§ **Given request 1**:
According to the review, what standards does 'The Awful Dr. Orlof' conform to on the surface?

§ **Extract**:
* START *

Although Franco’s script is basically little more than a simplistic retelling of a story that was already over-familiar to horror fans by the time the film was released, he nonetheless returned to the scenarios presented in his first ‘hit’ again and again in subsequent years, resurrecting the characters (or sometimes just the names) of Orlof and Morpho on a regular basis, and attempting to remake the film shot for shot on several occasions.

Kink:
With the exception of a few moments of comparatively risqué footage shot for the film’s Paris release (and not included in the version I’m watching, unfortunately), ‘The Awful Dr. Orlof’ is a pretty chaste affair, conforming (on the surface at least) to the standards of decency expected of a 1962 horror movie. Look deeper however, and there is indeed a streak of weird, voyeuristic perversity bubbling up here and there, anticipating the preoccupations of Franco’s later work. In particular, the short-lived character played by Maria Silva in the film’s opening scenes certainly has the same lascivious presence as later Franco leading ladies, and the director’s particular fixations can be glimpsed both in the vigour with which she repels Morpho’s pursuit (far surpassing the traditional ‘faint & die’ approach of female victims in movies like this, despite her character supposedly being blind drunk), and also in the way that, once the brute has overpowered her and commenced carrying her unconscious body back to the lab, Franco’s camera holds close on her dangling, prone form, his interest concentrating on the motionless lady-carcass rather than the active carrier, to an extent that most filmmakers would have considered irrational and distasteful.

* END *

§ **Given request 2**:
Gather every line of the listing that contains the string "squared", matching case exactly.

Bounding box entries

* START *

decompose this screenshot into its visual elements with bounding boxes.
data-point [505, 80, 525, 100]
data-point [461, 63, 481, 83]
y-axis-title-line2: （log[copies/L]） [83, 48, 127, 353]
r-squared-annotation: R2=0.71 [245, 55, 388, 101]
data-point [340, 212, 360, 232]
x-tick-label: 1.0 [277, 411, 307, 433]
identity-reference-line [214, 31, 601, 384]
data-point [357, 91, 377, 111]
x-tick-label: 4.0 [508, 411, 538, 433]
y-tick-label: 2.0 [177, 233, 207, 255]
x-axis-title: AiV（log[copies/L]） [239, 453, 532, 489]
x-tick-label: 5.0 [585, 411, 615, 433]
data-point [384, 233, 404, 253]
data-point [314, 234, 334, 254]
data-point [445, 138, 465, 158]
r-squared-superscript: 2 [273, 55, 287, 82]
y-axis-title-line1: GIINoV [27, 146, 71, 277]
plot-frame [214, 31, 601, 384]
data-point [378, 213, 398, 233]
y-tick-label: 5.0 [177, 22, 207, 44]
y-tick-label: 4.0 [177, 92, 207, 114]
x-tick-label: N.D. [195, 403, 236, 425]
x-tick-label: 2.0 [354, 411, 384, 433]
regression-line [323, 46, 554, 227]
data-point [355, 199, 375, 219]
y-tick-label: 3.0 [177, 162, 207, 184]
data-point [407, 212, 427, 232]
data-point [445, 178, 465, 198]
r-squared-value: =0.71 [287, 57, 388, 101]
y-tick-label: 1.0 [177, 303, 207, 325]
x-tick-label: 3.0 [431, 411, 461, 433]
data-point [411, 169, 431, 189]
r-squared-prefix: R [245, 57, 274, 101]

* END *

§ **Full solution 1**:
The standards of decency expected of a 1962 horror movie.

§ **Full solution 2**:
r-squared-annotation: R2=0.71 [245, 55, 388, 101]
r-squared-superscript: 2 [273, 55, 287, 82]
r-squared-value: =0.71 [287, 57, 388, 101]
r-squared-prefix: R [245, 57, 274, 101]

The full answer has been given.